Entries with figure data
▬▬▬

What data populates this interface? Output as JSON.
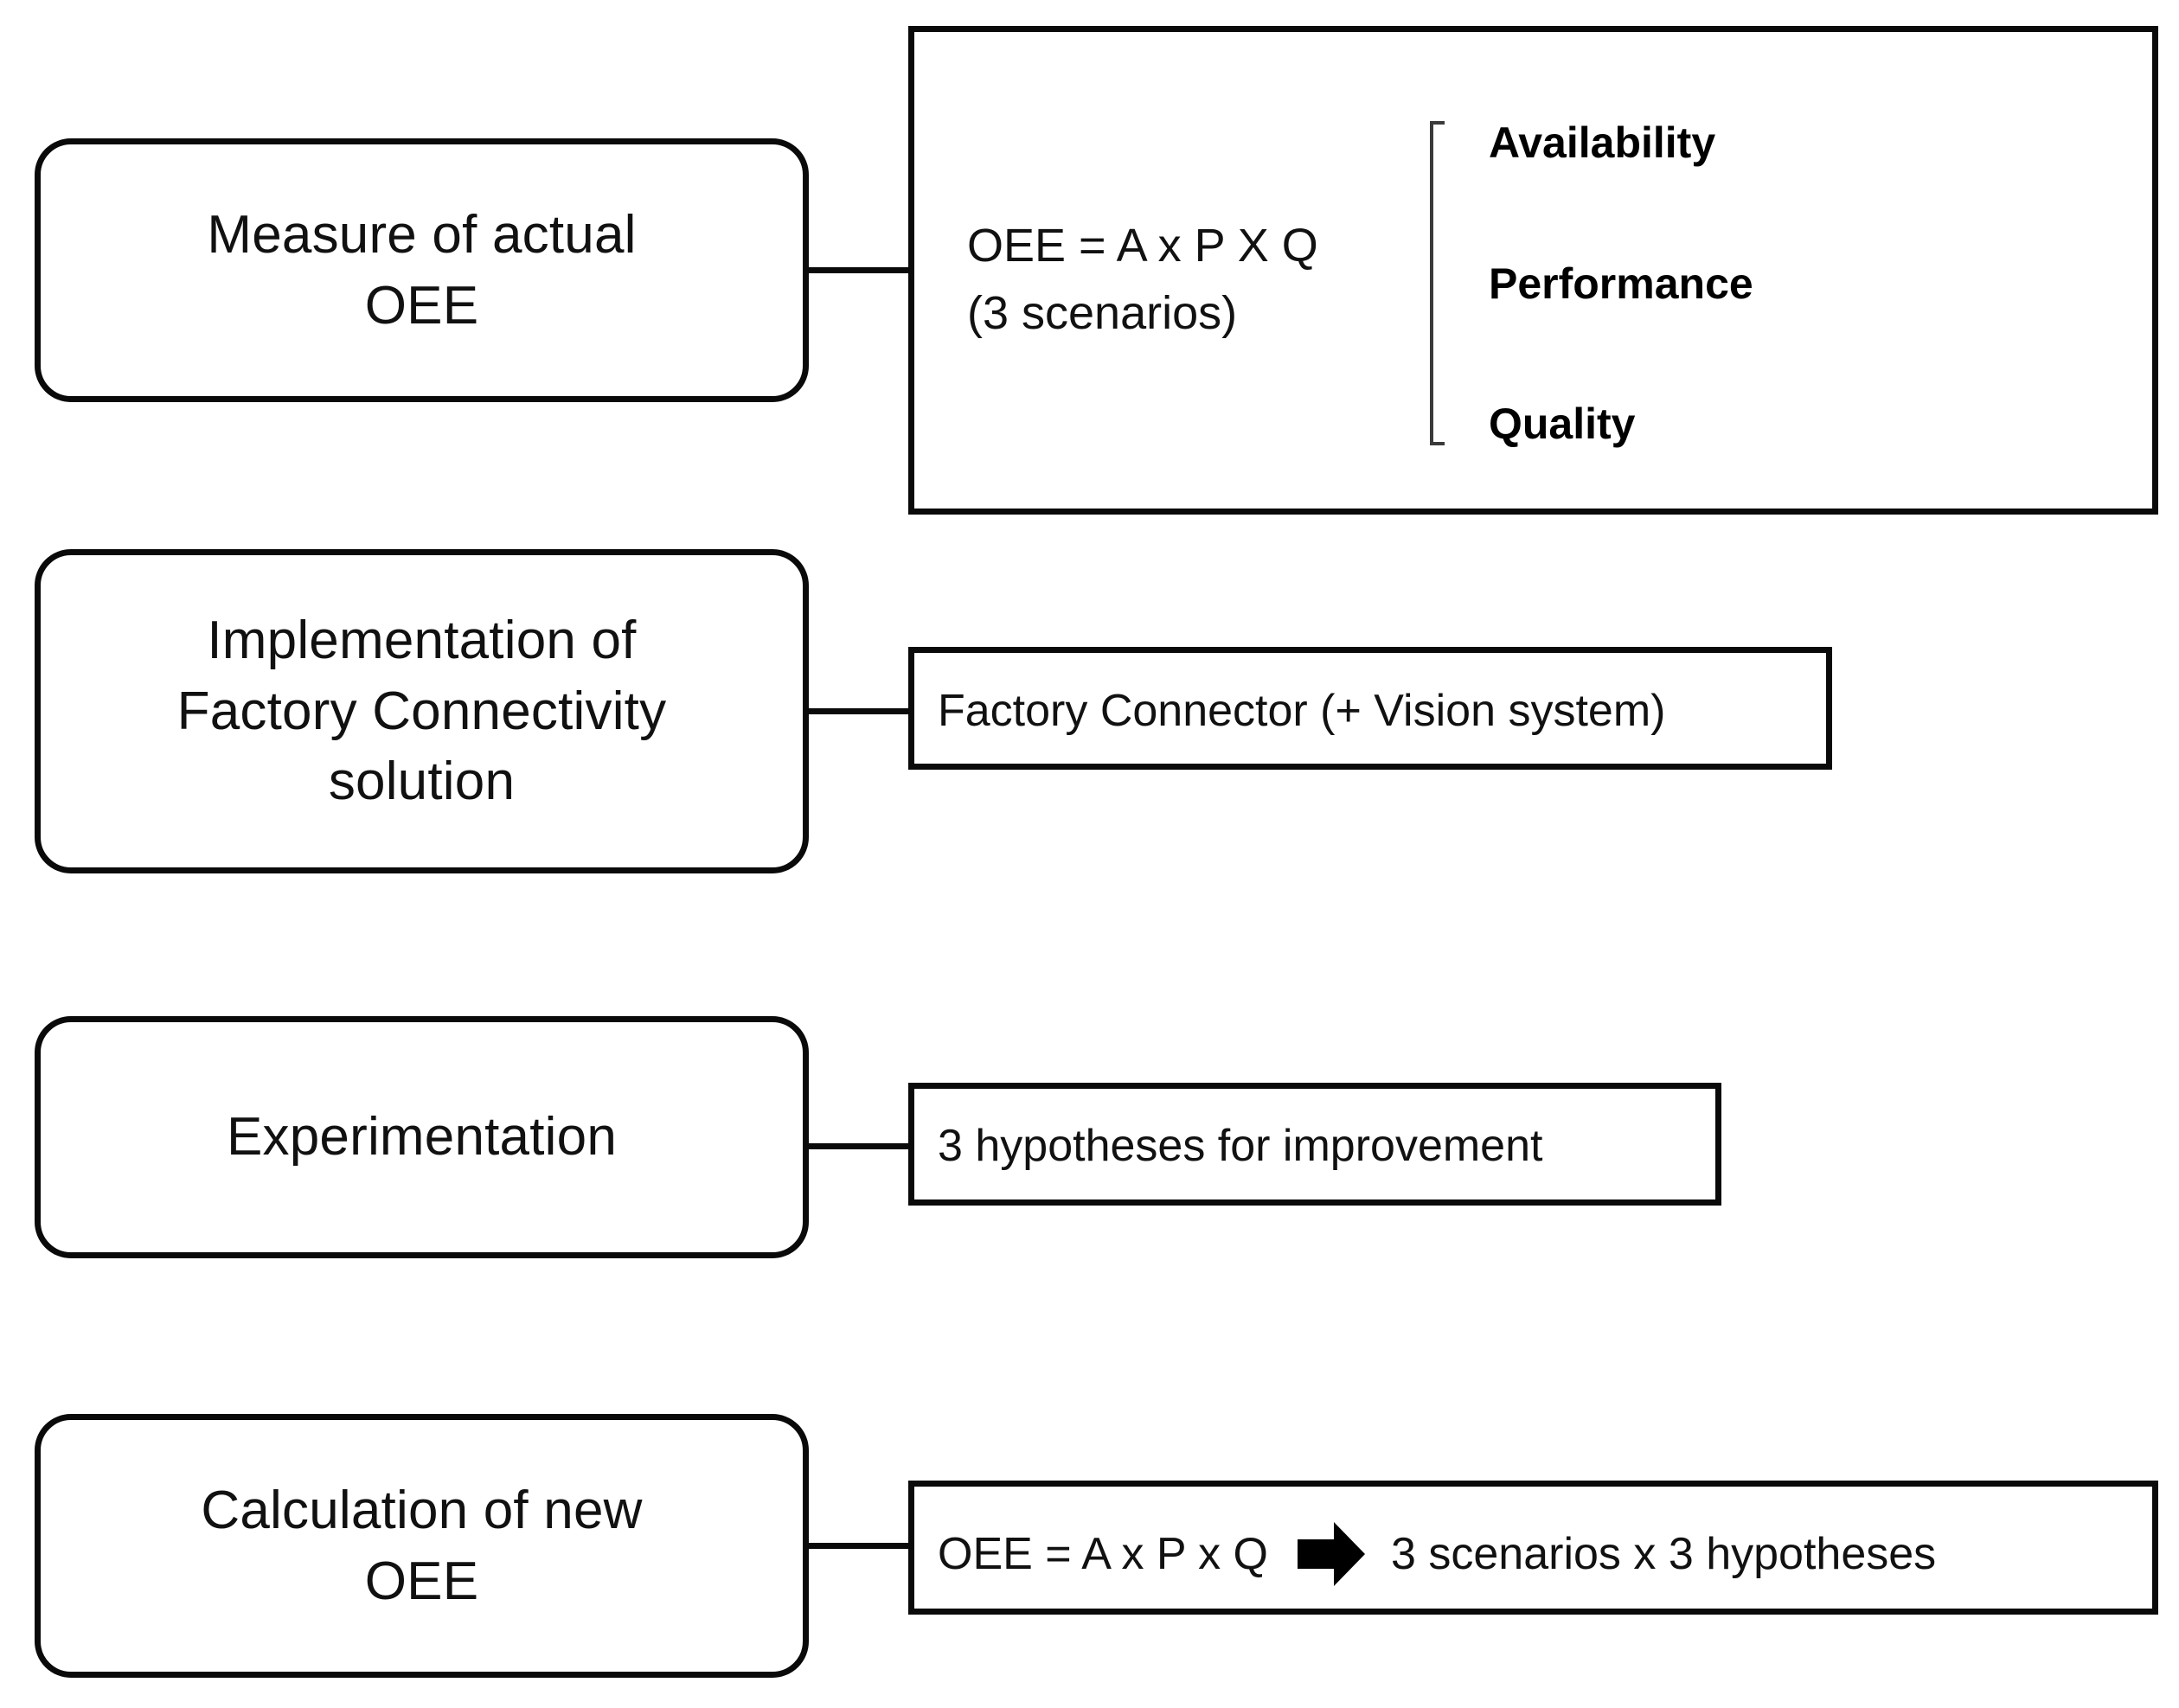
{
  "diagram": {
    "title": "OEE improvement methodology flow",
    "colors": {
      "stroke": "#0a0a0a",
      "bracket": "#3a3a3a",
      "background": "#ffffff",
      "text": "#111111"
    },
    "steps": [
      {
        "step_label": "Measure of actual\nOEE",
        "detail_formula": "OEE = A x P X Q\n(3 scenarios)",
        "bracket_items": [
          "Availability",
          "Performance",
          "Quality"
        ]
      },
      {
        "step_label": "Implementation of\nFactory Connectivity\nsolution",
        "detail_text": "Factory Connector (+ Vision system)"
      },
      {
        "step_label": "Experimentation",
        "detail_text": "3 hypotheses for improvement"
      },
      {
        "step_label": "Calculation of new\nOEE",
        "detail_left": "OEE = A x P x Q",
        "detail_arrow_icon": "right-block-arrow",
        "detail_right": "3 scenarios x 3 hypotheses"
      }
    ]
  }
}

▬▬▬

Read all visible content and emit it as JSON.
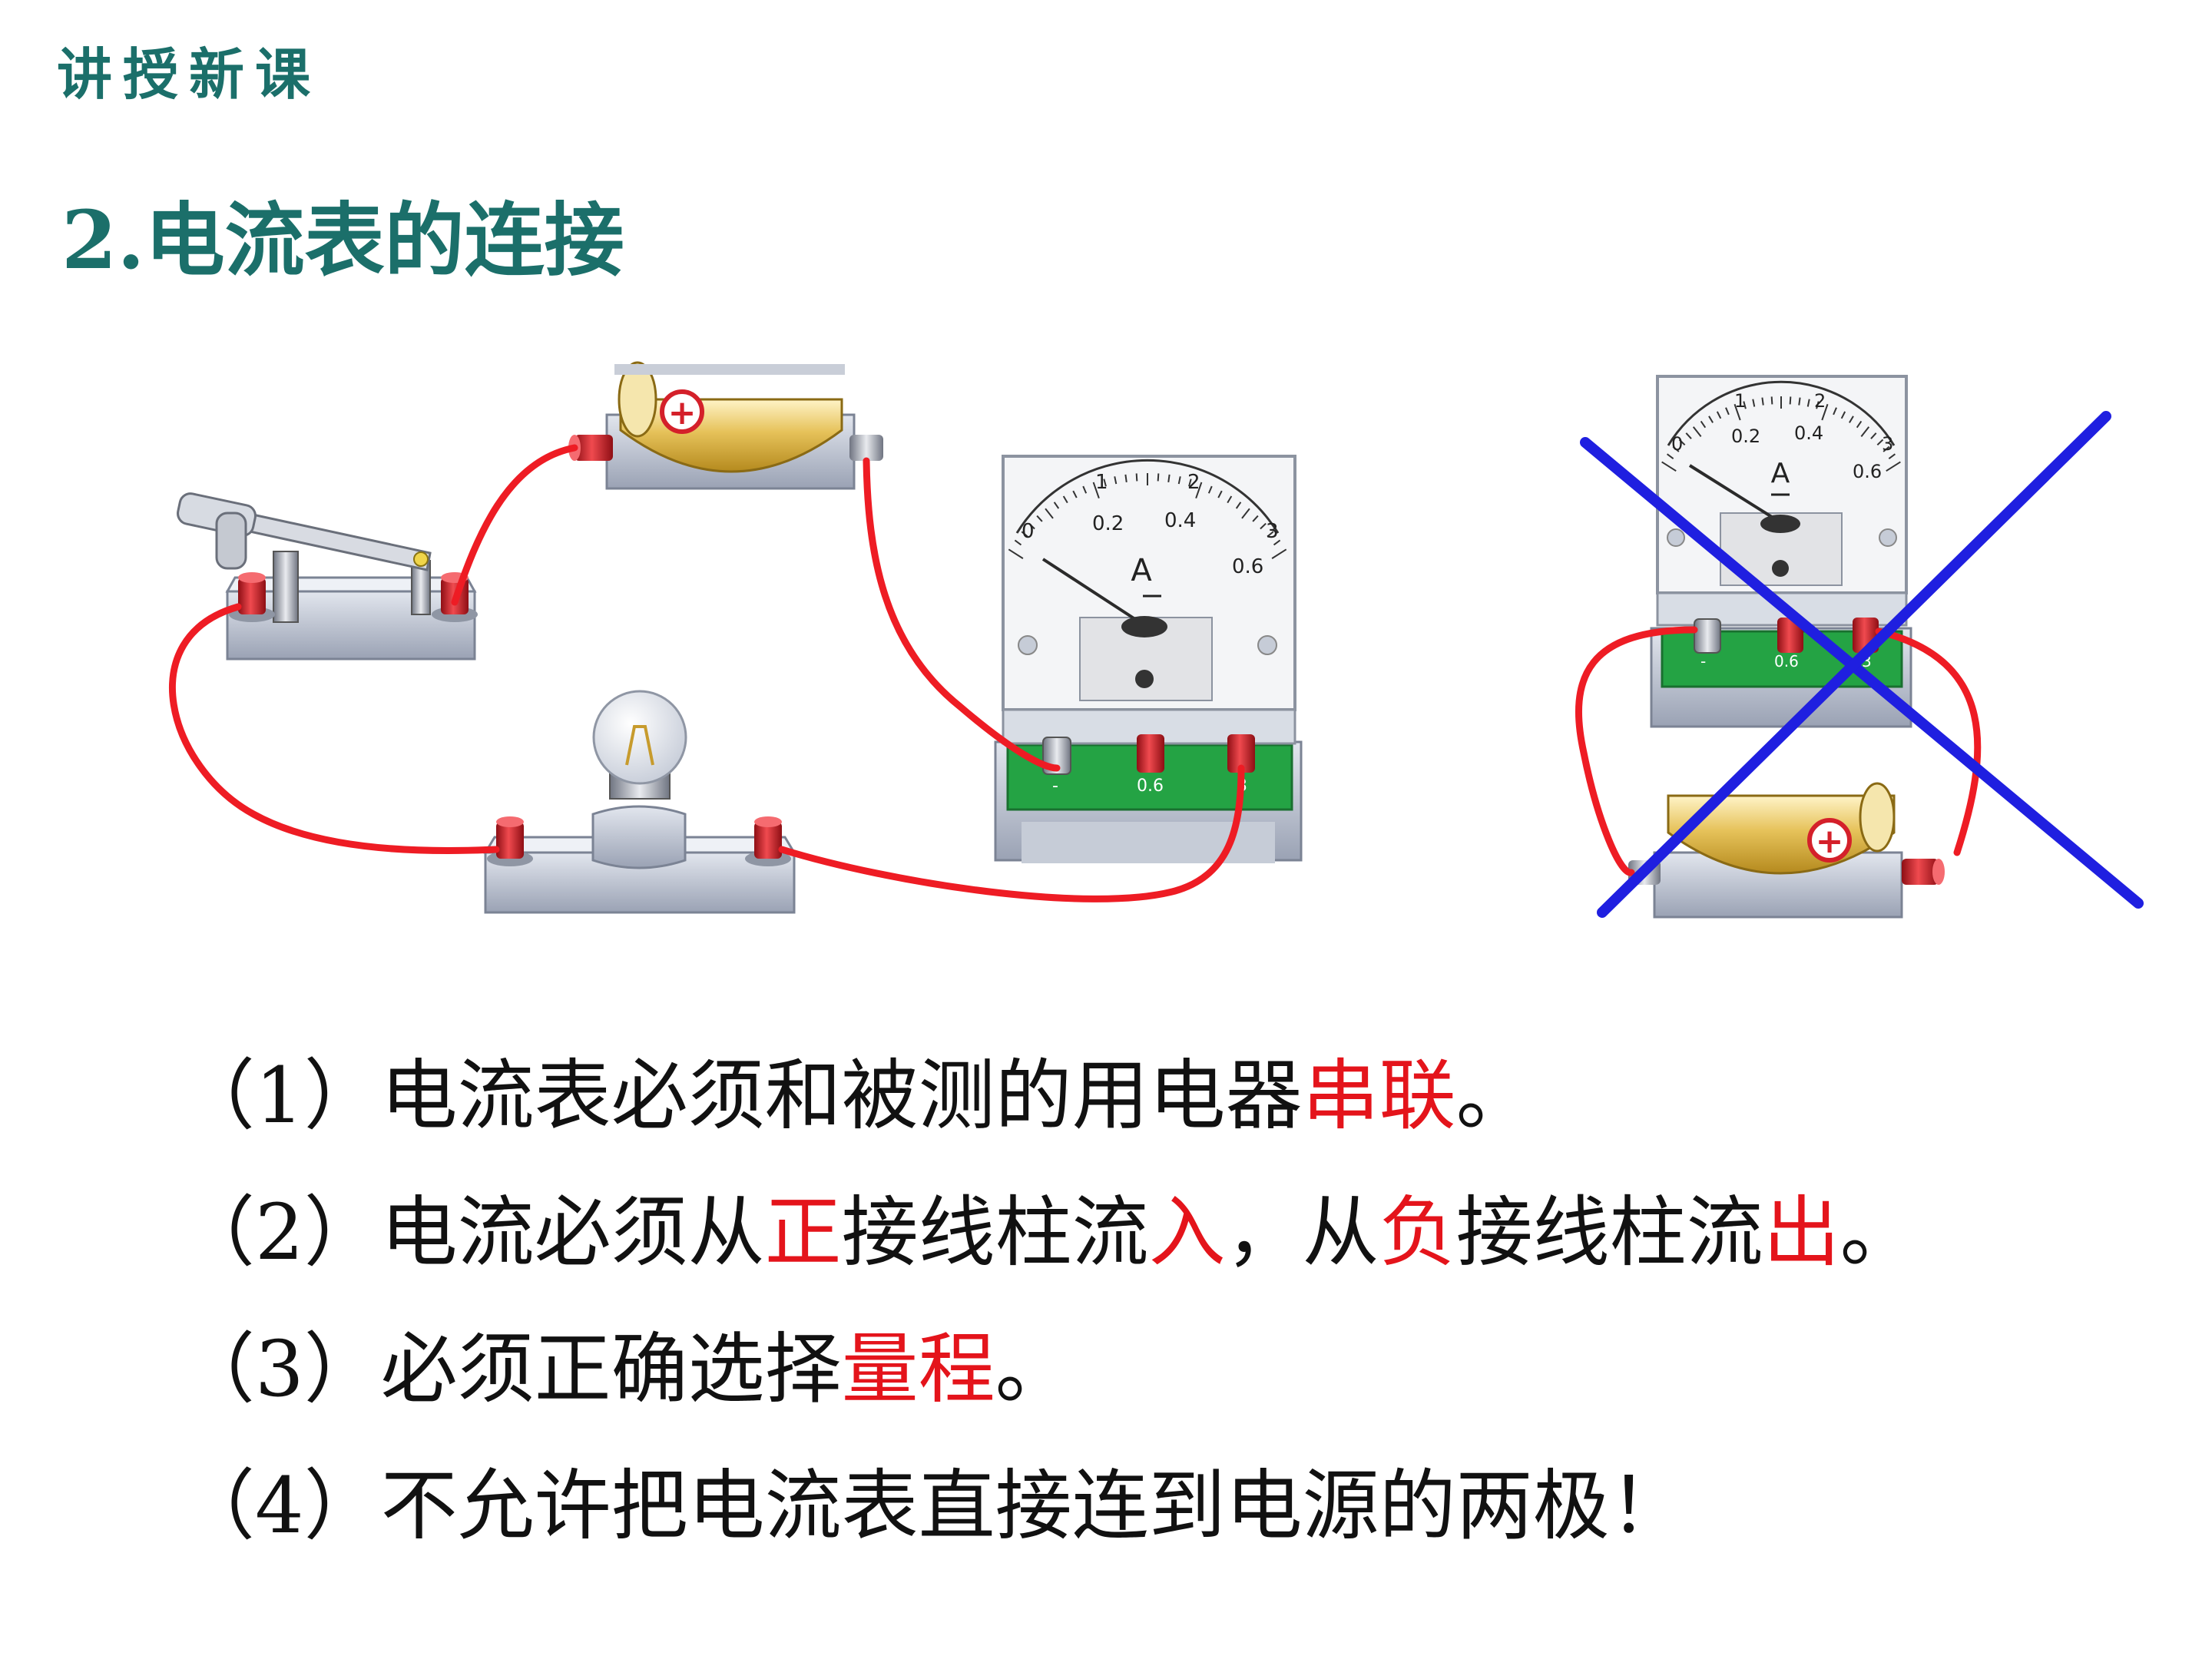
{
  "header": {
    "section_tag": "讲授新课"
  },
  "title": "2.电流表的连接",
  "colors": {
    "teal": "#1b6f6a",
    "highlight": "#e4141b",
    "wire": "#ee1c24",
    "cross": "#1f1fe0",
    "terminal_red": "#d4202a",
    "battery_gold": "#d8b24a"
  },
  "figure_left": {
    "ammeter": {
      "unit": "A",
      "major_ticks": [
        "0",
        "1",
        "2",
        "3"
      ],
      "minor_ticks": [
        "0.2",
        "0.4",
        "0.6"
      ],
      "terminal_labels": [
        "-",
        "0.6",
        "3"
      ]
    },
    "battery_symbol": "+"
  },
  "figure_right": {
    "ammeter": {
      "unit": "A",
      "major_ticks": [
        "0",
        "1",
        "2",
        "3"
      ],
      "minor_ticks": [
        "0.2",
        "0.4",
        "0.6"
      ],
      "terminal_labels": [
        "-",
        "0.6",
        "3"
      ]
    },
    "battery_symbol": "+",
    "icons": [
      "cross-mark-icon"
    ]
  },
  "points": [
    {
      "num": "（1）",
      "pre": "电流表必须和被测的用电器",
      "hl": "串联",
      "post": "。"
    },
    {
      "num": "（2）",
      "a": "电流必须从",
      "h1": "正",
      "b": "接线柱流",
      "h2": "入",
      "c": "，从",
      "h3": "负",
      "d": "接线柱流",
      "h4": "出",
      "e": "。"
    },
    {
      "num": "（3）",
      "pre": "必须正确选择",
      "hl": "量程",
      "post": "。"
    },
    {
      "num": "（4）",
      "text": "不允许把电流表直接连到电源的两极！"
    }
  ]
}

▬▬▬

[DESCRIPTION OF THE TASK]: Return each full line of the entries that contains the word "scenarios".

[FINISHED EXERCISE]:
        "detail_formula": "OEE = A x P X Q\n(3 scenarios)",
        "detail_right": "3 scenarios x 3 hypotheses"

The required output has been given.